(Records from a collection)
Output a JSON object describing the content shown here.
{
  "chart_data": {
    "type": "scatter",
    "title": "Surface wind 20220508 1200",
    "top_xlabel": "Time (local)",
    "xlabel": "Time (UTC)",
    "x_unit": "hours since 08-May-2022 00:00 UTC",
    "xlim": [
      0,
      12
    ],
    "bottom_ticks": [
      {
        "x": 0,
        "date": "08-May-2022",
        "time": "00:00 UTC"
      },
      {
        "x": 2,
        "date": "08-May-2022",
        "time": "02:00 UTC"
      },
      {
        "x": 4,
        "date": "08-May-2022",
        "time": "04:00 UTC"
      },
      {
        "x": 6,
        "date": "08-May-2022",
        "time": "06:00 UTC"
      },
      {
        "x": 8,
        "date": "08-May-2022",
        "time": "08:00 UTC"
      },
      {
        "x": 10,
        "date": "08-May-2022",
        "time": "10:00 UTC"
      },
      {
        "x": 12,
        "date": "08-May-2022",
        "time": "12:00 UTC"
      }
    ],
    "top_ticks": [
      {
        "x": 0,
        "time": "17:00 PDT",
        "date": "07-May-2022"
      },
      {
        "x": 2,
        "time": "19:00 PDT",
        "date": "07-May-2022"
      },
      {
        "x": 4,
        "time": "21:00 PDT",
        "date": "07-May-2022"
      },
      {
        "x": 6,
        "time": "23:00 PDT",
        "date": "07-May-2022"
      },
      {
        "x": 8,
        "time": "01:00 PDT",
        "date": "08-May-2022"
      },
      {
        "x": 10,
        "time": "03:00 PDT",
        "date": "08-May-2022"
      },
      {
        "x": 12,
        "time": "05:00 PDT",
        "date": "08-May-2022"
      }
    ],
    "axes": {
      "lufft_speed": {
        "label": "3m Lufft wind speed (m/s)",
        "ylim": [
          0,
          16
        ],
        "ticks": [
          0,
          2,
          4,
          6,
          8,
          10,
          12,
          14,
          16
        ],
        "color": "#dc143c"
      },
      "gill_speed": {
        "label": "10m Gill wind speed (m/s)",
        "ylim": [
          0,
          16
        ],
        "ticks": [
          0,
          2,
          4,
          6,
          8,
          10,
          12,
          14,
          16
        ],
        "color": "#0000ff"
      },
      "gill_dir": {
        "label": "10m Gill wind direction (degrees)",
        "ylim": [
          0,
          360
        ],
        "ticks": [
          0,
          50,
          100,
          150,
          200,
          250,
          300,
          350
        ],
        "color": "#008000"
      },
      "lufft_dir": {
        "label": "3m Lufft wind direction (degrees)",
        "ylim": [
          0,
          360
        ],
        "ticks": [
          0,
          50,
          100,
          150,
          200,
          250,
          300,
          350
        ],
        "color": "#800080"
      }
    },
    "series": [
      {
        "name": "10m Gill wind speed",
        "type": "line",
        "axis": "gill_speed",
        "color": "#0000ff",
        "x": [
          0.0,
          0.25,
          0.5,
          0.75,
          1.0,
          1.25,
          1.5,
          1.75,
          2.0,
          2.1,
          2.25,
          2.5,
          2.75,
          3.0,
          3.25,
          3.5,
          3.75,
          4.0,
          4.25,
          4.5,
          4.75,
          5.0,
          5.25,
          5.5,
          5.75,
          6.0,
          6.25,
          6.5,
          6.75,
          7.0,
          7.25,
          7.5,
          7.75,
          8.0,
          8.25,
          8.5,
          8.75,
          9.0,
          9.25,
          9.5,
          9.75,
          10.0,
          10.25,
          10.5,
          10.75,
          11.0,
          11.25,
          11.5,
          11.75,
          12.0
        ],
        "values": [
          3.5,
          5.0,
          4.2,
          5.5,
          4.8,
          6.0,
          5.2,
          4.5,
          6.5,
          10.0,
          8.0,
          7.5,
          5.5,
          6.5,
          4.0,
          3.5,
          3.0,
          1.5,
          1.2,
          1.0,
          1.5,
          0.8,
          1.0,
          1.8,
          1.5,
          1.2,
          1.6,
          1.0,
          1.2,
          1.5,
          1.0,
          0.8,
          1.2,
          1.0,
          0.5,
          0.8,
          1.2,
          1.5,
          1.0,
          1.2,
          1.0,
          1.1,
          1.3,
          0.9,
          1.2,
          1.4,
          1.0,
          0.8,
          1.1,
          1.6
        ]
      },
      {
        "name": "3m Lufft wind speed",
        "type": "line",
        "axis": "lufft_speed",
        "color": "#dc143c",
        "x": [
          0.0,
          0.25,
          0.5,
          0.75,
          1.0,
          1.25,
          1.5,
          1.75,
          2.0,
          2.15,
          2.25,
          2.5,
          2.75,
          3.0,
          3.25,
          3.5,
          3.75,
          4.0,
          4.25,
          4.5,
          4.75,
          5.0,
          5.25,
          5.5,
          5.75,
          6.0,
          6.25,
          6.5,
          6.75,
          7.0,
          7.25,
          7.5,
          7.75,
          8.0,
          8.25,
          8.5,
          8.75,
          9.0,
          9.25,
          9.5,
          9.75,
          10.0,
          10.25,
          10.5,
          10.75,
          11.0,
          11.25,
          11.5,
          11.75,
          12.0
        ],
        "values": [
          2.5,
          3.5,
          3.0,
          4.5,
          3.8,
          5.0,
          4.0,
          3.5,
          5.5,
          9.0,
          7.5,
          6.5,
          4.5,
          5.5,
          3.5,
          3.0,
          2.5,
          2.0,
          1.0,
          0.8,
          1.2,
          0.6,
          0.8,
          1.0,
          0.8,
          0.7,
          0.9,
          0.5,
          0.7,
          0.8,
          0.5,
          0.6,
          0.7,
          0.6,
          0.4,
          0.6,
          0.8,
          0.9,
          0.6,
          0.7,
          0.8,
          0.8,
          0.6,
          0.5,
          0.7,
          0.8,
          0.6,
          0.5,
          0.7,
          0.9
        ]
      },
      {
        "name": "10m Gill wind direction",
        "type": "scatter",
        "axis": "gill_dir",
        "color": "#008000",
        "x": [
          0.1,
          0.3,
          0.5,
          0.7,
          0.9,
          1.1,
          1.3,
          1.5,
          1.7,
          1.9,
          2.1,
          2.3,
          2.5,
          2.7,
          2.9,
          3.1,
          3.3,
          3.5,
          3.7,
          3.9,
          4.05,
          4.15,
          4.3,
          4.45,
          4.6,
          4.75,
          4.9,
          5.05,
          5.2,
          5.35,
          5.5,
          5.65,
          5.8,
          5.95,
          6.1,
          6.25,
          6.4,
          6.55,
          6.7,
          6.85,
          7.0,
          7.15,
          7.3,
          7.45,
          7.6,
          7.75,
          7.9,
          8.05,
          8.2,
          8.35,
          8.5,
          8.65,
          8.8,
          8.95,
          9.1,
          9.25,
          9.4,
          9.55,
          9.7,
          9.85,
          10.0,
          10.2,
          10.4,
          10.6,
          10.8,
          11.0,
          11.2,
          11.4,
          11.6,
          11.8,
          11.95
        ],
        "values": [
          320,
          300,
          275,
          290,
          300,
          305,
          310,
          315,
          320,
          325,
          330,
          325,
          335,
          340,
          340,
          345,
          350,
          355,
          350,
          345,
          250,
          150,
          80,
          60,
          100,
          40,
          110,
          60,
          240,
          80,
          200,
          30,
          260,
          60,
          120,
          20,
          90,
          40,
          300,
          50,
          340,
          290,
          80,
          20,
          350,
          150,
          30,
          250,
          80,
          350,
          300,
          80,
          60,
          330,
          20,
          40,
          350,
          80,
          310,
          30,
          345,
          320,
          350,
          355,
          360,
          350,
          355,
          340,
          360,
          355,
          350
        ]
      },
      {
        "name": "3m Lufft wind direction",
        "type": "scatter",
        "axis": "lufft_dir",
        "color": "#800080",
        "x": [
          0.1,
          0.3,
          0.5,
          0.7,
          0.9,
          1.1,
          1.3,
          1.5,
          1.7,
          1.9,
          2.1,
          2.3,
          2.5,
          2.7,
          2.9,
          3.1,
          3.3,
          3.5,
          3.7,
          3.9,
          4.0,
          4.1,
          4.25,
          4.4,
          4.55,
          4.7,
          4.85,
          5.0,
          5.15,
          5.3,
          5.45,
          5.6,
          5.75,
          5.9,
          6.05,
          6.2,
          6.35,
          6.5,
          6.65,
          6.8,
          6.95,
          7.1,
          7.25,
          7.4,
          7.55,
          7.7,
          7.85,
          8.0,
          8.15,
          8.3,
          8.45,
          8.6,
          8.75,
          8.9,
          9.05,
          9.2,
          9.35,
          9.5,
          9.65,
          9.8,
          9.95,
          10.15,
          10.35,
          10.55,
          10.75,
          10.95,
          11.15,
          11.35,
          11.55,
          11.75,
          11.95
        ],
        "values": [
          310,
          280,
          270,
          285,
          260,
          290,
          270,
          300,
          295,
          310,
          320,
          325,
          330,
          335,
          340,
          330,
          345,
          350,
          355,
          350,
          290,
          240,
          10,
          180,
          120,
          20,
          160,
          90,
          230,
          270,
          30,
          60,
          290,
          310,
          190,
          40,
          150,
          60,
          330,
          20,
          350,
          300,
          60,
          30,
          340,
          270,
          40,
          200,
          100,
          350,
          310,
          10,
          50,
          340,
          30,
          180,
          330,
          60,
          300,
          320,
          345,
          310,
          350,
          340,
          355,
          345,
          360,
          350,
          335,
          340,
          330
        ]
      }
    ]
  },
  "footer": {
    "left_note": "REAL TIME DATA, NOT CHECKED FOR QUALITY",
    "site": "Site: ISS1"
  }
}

To do —
Scan the listing above for the word "color" and show each line where it is found.

Output of the exercise —
        "color": "#dc143c"
        "color": "#0000ff"
        "color": "#008000"
        "color": "#800080"
        "color": "#0000ff",
        "color": "#dc143c",
        "color": "#008000",
        "color": "#800080",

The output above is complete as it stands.